### Stated problem
Find and copy every line in the records that includes the string "icon".

+ + + + + + +

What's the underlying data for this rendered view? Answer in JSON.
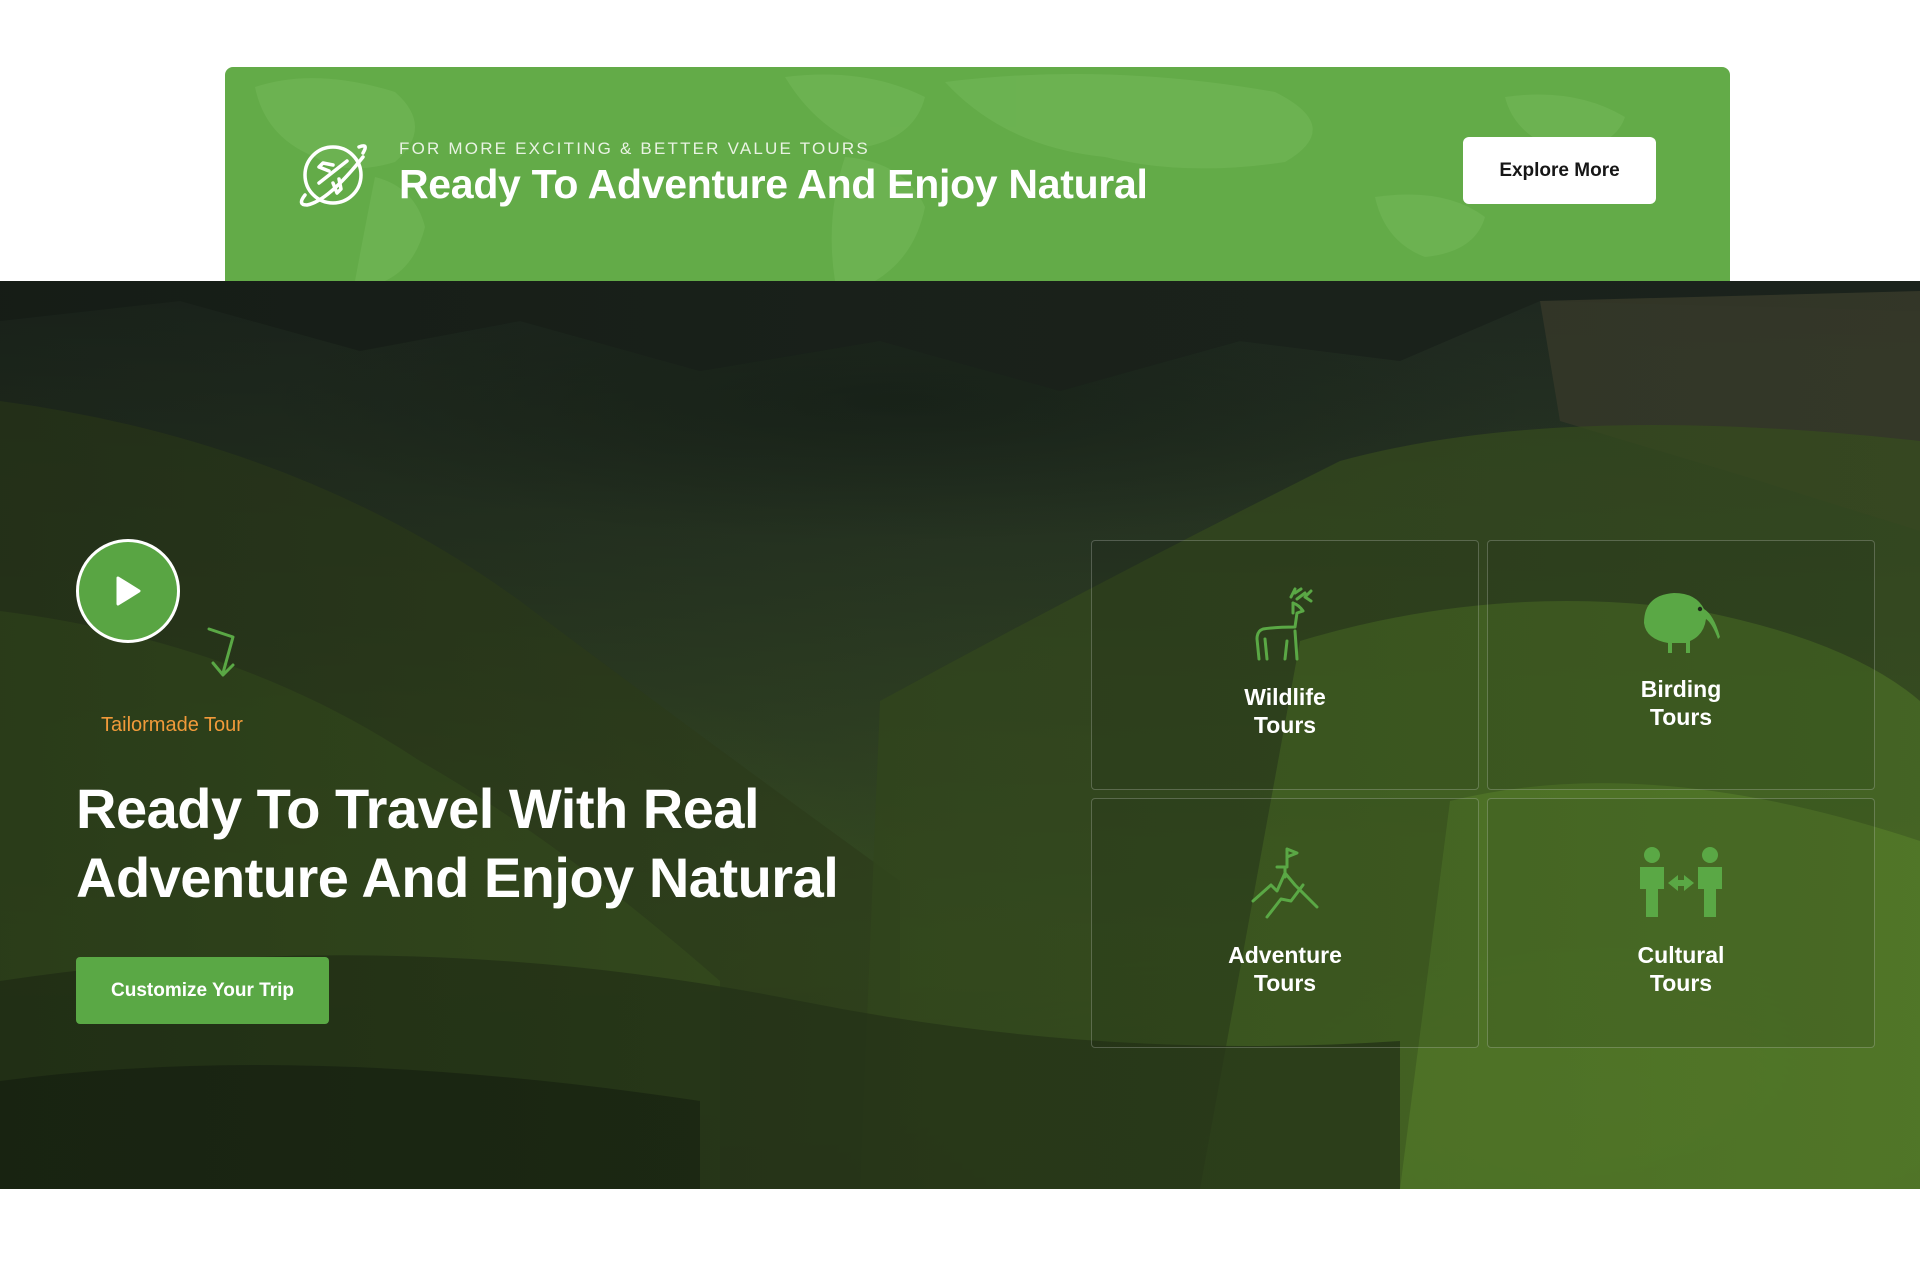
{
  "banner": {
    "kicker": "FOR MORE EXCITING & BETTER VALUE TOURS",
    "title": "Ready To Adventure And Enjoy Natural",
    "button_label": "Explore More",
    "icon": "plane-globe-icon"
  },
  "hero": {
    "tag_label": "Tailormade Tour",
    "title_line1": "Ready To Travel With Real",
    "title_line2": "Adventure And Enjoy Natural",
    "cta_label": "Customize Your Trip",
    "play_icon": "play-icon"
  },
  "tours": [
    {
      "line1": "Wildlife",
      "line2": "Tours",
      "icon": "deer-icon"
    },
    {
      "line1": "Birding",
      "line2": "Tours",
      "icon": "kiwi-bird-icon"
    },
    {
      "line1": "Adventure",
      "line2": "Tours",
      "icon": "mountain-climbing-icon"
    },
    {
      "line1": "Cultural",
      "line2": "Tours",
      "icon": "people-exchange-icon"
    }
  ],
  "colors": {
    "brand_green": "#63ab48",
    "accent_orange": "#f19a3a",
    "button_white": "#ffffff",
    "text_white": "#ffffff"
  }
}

+ + + + + + +

### Complete answer
    "icon": "plane-globe-icon"
    "play_icon": "play-icon"
      "icon": "deer-icon"
      "icon": "kiwi-bird-icon"
      "icon": "mountain-climbing-icon"
      "icon": "people-exchange-icon"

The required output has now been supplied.